§ **Requirements**
Please turn the lines in each of the entries below into a numbered list, leaving out any blank lines.

□ □ □ □ □ □ □

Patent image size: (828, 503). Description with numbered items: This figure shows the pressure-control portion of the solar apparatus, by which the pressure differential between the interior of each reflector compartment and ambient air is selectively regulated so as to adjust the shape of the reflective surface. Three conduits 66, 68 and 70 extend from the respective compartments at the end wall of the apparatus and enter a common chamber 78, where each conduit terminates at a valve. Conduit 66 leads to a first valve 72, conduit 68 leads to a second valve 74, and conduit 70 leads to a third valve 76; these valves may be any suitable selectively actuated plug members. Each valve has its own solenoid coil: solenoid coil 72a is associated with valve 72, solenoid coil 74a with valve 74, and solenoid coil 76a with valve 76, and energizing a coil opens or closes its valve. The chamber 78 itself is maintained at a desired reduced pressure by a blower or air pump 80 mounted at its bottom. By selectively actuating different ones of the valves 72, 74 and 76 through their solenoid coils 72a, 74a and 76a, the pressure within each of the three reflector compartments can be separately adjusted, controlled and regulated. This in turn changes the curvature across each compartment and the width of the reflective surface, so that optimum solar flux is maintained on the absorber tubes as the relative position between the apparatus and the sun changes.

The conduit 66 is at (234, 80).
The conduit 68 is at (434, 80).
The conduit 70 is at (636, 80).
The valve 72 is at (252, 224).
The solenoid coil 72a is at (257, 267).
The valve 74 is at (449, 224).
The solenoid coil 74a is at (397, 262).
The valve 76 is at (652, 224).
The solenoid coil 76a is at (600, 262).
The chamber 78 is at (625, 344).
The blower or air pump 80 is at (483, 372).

□ □ □ □ □ □ □

§ **Solution to this exercise**
1. Patent image size: (828, 503). Description with numbered items: This figure shows the pressure-control portion of the solar apparatus, by which the pressure differential between the interior of each reflector compartment and ambient air is selectively regulated so as to adjust the shape of the reflective surface. Three conduits 66, 68 and 70 extend from the respective compartments at the end wall of the apparatus and enter a common chamber 78, where each conduit terminates at a valve. Conduit 66 leads to a first valve 72, conduit 68 leads to a second valve 74, and conduit 70 leads to a third valve 76; these valves may be any suitable selectively actuated plug members. Each valve has its own solenoid coil: solenoid coil 72a is associated with valve 72, solenoid coil 74a with valve 74, and solenoid coil 76a with valve 76, and energizing a coil opens or closes its valve. The chamber 78 itself is maintained at a desired reduced pressure by a blower or air pump 80 mounted at its bottom. By selectively actuating different ones of the valves 72, 74 and 76 through their solenoid coils 72a, 74a and 76a, the pressure within each of the three reflector compartments can be separately adjusted, controlled and regulated. This in turn changes the curvature across each compartment and the width of the reflective surface, so that optimum solar flux is maintained on the absorber tubes as the relative position between the apparatus and the sun changes.
2. The conduit 66 is at (234, 80).
3. The conduit 68 is at (434, 80).
4. The conduit 70 is at (636, 80).
5. The valve 72 is at (252, 224).
6. The solenoid coil 72a is at (257, 267).
7. The valve 74 is at (449, 224).
8. The solenoid coil 74a is at (397, 262).
9. The valve 76 is at (652, 224).
10. The solenoid coil 76a is at (600, 262).
11. The chamber 78 is at (625, 344).
12. The blower or air pump 80 is at (483, 372).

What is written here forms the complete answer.